# Records for the exercise start

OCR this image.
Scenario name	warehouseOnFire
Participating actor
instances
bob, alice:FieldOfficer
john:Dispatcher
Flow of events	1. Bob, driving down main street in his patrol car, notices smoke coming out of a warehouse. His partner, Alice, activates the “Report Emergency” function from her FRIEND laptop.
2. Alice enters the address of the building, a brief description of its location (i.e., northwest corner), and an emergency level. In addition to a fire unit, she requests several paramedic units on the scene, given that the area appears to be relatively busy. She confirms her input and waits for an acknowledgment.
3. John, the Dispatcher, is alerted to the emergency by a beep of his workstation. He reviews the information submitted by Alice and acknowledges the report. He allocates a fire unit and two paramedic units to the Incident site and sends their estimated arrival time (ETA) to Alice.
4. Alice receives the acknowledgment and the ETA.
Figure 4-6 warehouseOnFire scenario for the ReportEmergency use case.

# Records for the exercise end
# Records for the exercise start

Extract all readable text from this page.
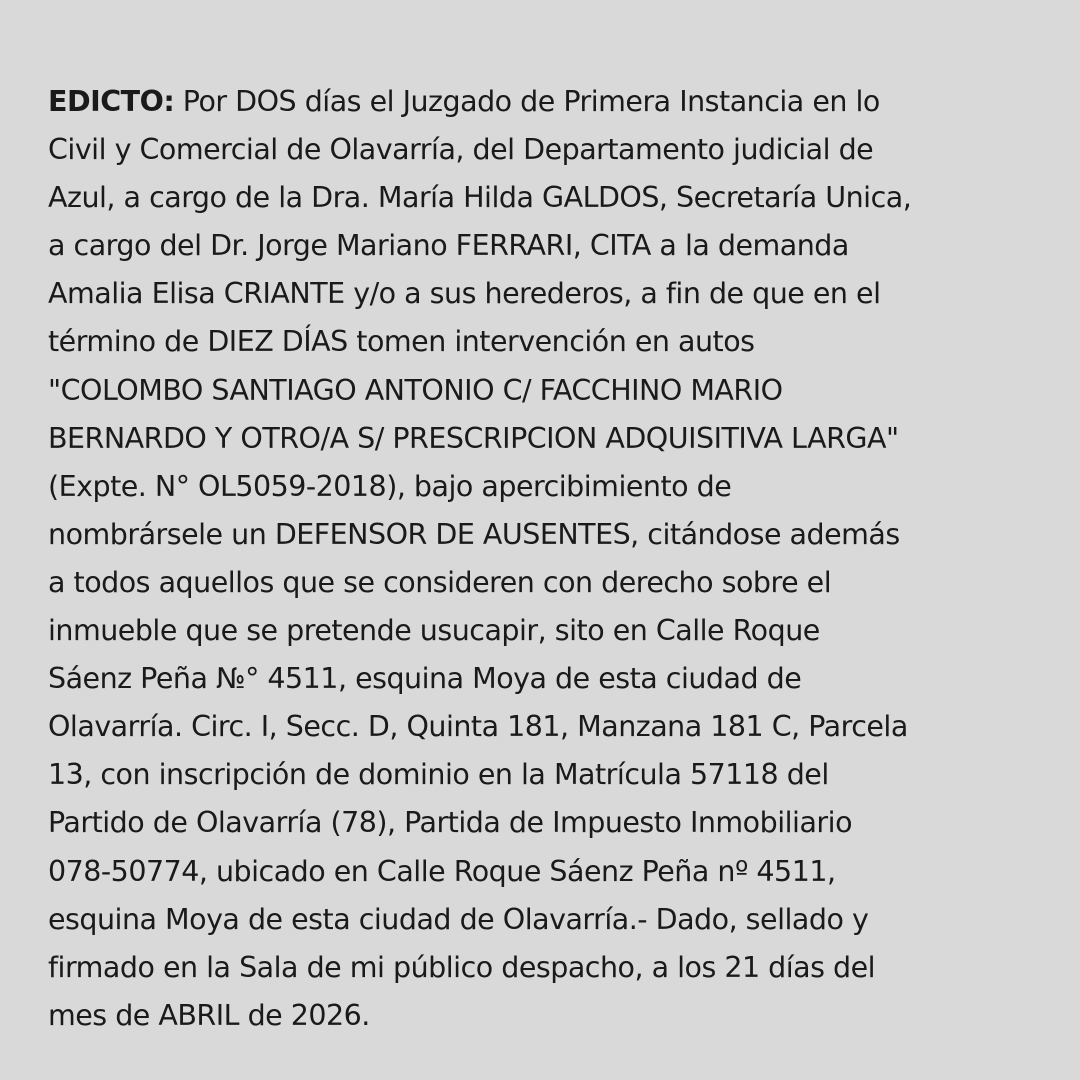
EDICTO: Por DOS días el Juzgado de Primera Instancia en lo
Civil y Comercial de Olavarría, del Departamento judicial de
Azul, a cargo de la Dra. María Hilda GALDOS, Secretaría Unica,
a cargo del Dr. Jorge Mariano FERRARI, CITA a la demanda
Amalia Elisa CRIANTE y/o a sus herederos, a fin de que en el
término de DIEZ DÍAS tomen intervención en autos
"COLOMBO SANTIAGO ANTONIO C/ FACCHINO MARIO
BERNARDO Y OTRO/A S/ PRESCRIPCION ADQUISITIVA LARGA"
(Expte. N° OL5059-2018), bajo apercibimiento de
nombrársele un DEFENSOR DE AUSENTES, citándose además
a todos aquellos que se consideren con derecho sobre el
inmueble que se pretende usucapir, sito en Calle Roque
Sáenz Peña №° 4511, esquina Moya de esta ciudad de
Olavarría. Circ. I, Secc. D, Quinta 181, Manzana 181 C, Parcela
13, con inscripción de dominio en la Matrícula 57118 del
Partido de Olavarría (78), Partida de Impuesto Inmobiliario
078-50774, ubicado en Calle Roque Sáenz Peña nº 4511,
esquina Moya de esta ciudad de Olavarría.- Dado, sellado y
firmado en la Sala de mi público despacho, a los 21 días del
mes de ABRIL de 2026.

# Records for the exercise end

## Given request
How many lines of the records contain the string "ciudad"? Respond with the number alone.

## Result below
2